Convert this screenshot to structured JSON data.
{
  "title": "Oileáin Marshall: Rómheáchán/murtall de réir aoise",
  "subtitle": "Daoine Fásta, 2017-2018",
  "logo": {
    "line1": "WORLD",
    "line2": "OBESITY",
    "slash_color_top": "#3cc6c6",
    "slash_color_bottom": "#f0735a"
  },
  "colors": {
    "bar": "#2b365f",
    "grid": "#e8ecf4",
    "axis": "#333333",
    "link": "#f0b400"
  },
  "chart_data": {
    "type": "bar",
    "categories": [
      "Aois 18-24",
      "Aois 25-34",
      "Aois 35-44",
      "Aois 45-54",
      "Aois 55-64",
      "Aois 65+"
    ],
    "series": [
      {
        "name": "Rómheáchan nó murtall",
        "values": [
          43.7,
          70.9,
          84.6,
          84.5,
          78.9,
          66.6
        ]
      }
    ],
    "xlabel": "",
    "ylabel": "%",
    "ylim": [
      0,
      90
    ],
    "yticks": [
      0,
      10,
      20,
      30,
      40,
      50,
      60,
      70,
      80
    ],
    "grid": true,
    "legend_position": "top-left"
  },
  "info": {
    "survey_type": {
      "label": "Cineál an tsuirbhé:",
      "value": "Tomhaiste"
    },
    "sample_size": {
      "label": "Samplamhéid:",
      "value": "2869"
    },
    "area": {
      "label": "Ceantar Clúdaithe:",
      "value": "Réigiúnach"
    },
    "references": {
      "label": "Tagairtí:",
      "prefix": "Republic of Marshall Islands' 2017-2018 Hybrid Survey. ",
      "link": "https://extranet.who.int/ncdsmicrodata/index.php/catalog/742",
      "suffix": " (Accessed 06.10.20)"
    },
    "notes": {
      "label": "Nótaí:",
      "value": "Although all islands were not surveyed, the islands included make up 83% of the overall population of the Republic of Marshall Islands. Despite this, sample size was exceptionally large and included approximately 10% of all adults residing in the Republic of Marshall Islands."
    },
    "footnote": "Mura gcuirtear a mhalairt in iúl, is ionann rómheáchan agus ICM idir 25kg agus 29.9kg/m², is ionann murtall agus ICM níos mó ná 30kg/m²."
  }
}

◇ ◇ ◇

### Task to complete
In the entries above, find each line with the word "link" and copy it.

### Task answer
    "link": "#f0b400"
      "link": "https://extranet.who.int/ncdsmicrodata/index.php/catalog/742",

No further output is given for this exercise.